Material supplied:
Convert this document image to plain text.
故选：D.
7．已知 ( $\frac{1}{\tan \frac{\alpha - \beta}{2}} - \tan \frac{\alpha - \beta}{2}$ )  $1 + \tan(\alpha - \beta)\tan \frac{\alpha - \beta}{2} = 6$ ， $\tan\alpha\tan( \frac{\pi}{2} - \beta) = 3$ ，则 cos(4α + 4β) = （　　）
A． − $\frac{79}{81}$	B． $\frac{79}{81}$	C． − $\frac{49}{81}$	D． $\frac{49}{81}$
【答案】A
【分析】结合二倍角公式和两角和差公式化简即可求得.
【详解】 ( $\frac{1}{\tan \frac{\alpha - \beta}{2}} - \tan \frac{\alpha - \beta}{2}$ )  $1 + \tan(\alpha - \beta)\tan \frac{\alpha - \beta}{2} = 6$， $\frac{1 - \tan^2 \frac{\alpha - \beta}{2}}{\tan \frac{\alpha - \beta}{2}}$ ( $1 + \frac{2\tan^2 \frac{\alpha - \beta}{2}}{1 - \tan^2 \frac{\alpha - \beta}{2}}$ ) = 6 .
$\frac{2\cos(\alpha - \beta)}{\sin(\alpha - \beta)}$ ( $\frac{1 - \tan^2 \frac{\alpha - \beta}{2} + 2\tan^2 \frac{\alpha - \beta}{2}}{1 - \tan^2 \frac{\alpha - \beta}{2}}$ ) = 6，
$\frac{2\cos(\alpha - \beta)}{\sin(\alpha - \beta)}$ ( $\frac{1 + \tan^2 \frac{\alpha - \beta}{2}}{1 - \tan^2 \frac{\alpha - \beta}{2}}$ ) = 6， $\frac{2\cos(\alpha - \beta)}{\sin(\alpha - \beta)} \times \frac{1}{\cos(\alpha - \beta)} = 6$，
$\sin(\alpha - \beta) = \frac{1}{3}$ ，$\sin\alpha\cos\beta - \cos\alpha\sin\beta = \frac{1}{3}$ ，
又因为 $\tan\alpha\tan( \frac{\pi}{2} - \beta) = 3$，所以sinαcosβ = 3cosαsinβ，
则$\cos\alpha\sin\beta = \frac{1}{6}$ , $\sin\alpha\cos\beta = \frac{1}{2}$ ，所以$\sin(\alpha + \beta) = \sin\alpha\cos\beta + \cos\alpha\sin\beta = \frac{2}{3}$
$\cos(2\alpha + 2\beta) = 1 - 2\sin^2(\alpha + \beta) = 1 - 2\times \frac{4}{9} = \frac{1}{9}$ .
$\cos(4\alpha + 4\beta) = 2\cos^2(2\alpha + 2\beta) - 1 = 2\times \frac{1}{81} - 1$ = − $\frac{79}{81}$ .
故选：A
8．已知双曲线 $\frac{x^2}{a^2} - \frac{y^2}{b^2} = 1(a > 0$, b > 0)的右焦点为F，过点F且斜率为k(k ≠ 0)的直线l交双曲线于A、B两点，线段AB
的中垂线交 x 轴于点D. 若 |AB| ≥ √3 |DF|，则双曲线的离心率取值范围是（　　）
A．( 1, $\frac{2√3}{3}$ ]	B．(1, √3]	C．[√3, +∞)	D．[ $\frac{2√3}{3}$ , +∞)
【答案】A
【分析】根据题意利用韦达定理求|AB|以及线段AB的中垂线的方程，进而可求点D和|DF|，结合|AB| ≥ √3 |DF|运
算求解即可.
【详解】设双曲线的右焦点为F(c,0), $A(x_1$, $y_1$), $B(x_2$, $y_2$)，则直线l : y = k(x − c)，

Task description: Every record above should be copied exactly.

Solved exercise:
Convert this document image to plain text.
故选：D.
7．已知 ( $\frac{1}{\tan \frac{\alpha - \beta}{2}} - \tan \frac{\alpha - \beta}{2}$ )  $1 + \tan(\alpha - \beta)\tan \frac{\alpha - \beta}{2} = 6$ ， $\tan\alpha\tan( \frac{\pi}{2} - \beta) = 3$ ，则 cos(4α + 4β) = （　　）
A． − $\frac{79}{81}$	B． $\frac{79}{81}$	C． − $\frac{49}{81}$	D． $\frac{49}{81}$
【答案】A
【分析】结合二倍角公式和两角和差公式化简即可求得.
【详解】 ( $\frac{1}{\tan \frac{\alpha - \beta}{2}} - \tan \frac{\alpha - \beta}{2}$ )  $1 + \tan(\alpha - \beta)\tan \frac{\alpha - \beta}{2} = 6$， $\frac{1 - \tan^2 \frac{\alpha - \beta}{2}}{\tan \frac{\alpha - \beta}{2}}$ ( $1 + \frac{2\tan^2 \frac{\alpha - \beta}{2}}{1 - \tan^2 \frac{\alpha - \beta}{2}}$ ) = 6 .
$\frac{2\cos(\alpha - \beta)}{\sin(\alpha - \beta)}$ ( $\frac{1 - \tan^2 \frac{\alpha - \beta}{2} + 2\tan^2 \frac{\alpha - \beta}{2}}{1 - \tan^2 \frac{\alpha - \beta}{2}}$ ) = 6，
$\frac{2\cos(\alpha - \beta)}{\sin(\alpha - \beta)}$ ( $\frac{1 + \tan^2 \frac{\alpha - \beta}{2}}{1 - \tan^2 \frac{\alpha - \beta}{2}}$ ) = 6， $\frac{2\cos(\alpha - \beta)}{\sin(\alpha - \beta)} \times \frac{1}{\cos(\alpha - \beta)} = 6$，
$\sin(\alpha - \beta) = \frac{1}{3}$ ，$\sin\alpha\cos\beta - \cos\alpha\sin\beta = \frac{1}{3}$ ，
又因为 $\tan\alpha\tan( \frac{\pi}{2} - \beta) = 3$，所以sinαcosβ = 3cosαsinβ，
则$\cos\alpha\sin\beta = \frac{1}{6}$ , $\sin\alpha\cos\beta = \frac{1}{2}$ ，所以$\sin(\alpha + \beta) = \sin\alpha\cos\beta + \cos\alpha\sin\beta = \frac{2}{3}$
$\cos(2\alpha + 2\beta) = 1 - 2\sin^2(\alpha + \beta) = 1 - 2\times \frac{4}{9} = \frac{1}{9}$ .
$\cos(4\alpha + 4\beta) = 2\cos^2(2\alpha + 2\beta) - 1 = 2\times \frac{1}{81} - 1$ = − $\frac{79}{81}$ .
故选：A
8．已知双曲线 $\frac{x^2}{a^2} - \frac{y^2}{b^2} = 1(a > 0$, b > 0)的右焦点为F，过点F且斜率为k(k ≠ 0)的直线l交双曲线于A、B两点，线段AB
的中垂线交 x 轴于点D. 若 |AB| ≥ √3 |DF|，则双曲线的离心率取值范围是（　　）
A．( 1, $\frac{2√3}{3}$ ]	B．(1, √3]	C．[√3, +∞)	D．[ $\frac{2√3}{3}$ , +∞)
【答案】A
【分析】根据题意利用韦达定理求|AB|以及线段AB的中垂线的方程，进而可求点D和|DF|，结合|AB| ≥ √3 |DF|运
算求解即可.
【详解】设双曲线的右焦点为F(c,0), $A(x_1$, $y_1$), $B(x_2$, $y_2$)，则直线l : y = k(x − c)，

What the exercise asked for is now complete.